WHAT TO PRODUCE —
Extract, from the records beneath this instruction, each line that contains the word "title".

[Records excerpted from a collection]

────────────────────────────────────────

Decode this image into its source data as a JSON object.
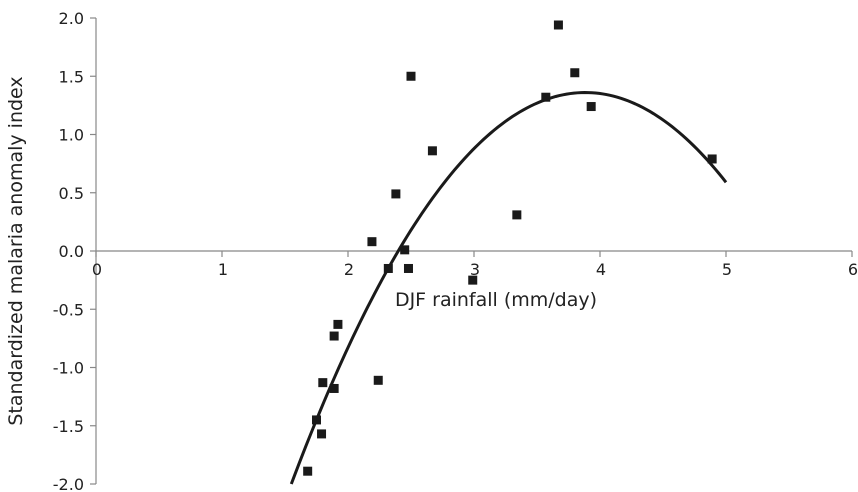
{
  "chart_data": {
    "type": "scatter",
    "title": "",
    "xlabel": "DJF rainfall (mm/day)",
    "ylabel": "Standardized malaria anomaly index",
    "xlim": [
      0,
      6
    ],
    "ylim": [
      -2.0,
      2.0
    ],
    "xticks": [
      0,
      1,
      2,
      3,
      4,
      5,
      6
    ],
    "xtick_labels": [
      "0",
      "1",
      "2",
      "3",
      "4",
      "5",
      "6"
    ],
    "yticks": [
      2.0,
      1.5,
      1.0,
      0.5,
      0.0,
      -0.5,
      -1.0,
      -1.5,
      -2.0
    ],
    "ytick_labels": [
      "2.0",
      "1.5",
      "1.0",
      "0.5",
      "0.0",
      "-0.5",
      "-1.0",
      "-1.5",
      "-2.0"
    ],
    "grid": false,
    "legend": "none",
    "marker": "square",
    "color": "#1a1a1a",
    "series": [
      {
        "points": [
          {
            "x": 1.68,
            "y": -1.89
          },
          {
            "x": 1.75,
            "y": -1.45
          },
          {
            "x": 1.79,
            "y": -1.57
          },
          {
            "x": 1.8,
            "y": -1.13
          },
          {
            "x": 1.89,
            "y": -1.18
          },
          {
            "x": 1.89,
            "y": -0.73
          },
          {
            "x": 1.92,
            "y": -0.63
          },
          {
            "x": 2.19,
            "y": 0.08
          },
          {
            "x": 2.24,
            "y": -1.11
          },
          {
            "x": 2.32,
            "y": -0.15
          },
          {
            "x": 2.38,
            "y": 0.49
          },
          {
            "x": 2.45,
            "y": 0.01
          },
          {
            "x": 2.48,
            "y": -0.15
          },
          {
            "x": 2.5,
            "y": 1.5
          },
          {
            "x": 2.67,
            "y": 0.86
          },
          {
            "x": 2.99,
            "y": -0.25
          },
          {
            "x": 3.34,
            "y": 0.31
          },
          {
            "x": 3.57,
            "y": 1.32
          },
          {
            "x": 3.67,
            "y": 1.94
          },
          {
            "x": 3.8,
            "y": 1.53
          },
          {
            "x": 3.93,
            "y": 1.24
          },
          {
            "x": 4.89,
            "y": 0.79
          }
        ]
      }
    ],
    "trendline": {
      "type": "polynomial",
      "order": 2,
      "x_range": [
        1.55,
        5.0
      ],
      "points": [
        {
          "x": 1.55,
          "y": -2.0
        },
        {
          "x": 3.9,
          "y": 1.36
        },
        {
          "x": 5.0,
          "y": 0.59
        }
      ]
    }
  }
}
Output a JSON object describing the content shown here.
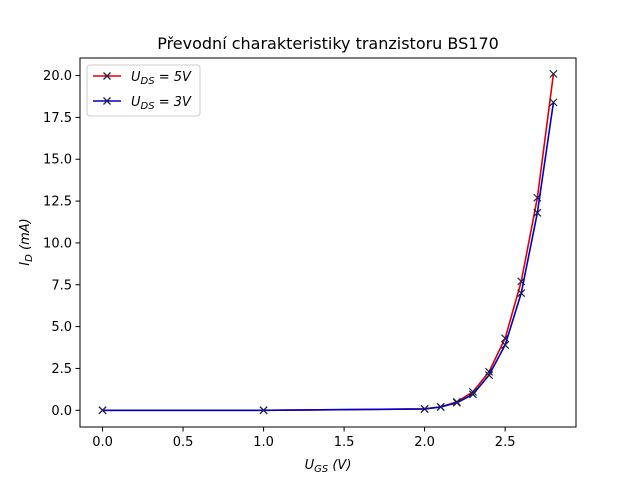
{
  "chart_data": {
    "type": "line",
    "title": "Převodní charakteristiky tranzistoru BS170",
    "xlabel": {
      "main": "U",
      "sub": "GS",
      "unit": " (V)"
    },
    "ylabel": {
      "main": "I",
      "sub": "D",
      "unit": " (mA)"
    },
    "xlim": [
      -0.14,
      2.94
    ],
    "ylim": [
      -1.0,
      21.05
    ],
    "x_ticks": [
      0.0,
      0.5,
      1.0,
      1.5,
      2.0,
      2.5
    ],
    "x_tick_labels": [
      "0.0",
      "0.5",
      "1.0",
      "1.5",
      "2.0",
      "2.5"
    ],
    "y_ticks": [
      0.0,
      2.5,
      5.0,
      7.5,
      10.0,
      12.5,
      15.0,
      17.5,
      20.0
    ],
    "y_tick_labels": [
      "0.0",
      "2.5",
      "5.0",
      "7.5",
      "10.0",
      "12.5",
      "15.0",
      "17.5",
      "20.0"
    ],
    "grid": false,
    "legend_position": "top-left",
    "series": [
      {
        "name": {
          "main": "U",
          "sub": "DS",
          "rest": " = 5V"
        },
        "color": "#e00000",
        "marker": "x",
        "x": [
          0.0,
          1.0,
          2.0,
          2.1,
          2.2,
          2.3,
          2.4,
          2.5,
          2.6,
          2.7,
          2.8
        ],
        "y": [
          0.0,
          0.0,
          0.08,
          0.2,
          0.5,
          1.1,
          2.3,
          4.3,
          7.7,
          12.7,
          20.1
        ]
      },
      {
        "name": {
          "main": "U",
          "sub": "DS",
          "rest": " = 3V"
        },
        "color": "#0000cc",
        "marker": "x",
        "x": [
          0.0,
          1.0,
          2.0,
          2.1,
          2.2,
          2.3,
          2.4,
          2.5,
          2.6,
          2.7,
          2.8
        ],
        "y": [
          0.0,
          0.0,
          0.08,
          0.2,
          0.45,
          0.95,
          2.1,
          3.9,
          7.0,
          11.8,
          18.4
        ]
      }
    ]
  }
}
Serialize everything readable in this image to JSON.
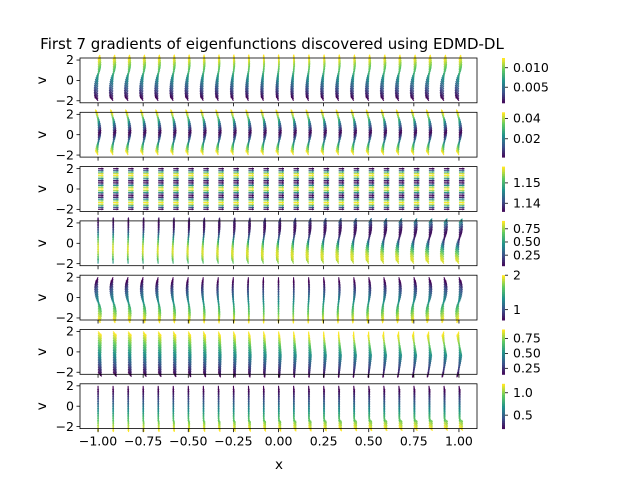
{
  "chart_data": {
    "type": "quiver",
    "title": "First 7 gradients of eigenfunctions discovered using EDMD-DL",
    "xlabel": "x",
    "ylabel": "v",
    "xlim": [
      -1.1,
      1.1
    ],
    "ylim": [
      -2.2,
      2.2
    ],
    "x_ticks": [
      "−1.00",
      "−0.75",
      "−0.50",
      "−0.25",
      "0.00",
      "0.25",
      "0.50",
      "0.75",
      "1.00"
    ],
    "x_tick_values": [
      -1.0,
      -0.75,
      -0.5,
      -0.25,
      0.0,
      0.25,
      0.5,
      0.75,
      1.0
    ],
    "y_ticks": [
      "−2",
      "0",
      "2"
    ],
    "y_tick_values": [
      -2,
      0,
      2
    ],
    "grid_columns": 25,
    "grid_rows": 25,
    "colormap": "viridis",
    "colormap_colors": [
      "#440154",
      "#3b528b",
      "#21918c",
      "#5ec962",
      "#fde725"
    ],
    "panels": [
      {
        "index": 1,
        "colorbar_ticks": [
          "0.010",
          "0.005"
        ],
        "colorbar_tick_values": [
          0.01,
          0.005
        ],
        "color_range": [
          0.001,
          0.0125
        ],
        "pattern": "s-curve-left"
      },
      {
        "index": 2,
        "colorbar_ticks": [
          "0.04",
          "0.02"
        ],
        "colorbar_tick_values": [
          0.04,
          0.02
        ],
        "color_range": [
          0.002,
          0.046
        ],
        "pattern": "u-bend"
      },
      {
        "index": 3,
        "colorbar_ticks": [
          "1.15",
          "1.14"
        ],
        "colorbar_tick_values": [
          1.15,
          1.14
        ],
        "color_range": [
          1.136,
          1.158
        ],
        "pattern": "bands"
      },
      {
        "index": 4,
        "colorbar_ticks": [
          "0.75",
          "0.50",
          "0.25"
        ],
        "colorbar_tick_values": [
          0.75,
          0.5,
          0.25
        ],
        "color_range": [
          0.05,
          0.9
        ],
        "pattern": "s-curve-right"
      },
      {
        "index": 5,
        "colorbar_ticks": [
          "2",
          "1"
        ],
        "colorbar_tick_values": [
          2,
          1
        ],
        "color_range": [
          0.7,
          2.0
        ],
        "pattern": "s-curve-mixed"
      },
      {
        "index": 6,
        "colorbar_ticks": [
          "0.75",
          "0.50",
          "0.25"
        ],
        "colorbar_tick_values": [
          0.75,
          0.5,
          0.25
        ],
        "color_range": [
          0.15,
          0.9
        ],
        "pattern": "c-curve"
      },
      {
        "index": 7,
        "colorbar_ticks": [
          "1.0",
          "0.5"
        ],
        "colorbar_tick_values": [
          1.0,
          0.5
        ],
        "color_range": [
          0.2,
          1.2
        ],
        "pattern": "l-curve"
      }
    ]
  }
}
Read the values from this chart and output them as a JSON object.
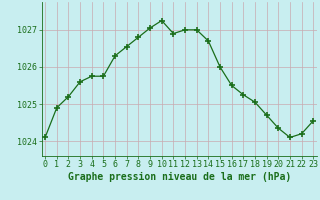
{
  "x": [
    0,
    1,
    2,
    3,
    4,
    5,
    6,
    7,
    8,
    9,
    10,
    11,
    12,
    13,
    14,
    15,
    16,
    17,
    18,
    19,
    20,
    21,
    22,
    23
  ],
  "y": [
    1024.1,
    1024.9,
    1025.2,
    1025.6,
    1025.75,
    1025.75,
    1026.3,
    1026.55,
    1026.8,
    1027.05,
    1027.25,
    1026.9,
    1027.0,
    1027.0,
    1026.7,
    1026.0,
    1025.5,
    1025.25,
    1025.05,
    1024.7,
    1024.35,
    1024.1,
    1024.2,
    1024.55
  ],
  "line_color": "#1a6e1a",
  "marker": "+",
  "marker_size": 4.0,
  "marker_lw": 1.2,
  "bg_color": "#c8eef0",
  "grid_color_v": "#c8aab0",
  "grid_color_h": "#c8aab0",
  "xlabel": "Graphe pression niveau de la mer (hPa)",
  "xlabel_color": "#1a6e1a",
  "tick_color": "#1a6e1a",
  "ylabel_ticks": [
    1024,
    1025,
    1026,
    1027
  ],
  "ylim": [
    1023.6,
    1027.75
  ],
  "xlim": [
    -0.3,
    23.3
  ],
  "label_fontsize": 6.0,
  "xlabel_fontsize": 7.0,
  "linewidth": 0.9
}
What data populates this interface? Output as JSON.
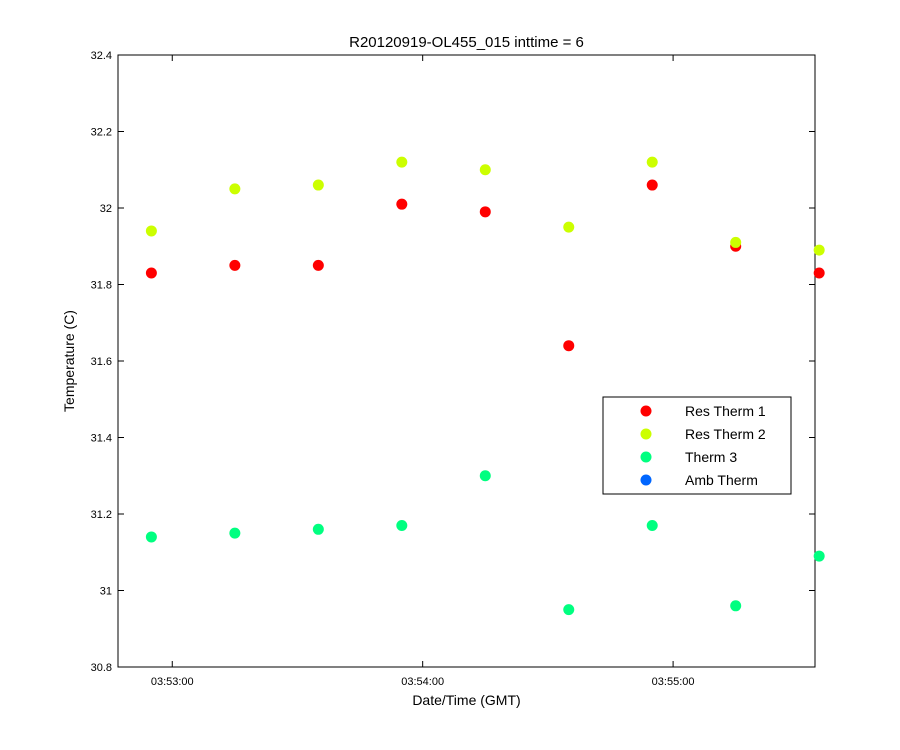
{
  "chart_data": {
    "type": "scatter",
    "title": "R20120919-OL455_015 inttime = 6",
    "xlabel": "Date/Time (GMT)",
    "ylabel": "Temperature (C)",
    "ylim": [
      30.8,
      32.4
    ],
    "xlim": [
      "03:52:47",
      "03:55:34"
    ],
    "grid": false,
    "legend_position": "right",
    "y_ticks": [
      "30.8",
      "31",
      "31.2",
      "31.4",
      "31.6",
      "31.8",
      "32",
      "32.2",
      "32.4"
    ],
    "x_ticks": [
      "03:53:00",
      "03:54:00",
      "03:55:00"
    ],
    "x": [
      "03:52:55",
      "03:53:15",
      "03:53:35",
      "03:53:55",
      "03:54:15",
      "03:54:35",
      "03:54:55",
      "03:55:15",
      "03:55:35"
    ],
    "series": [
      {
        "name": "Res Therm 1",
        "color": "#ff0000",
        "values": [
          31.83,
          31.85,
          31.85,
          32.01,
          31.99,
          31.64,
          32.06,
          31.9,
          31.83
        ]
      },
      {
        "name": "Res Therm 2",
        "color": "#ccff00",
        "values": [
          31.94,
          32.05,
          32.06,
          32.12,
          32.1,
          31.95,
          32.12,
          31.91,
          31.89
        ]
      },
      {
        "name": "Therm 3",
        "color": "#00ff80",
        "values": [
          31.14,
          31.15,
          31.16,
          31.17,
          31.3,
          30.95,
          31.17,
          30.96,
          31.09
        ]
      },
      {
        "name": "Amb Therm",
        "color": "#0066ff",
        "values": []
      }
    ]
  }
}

────────────────────────────────────────

SOLUTION TO THIS PROBLEM —
    "title": "",
    "title": "Převodní charakteristiky tranzistoru BS170",
    "title": "First 7 gradients of eigenfunctions discovered using EDMD-DL",
    "title": "R20120919-OL455_015 inttime = 6",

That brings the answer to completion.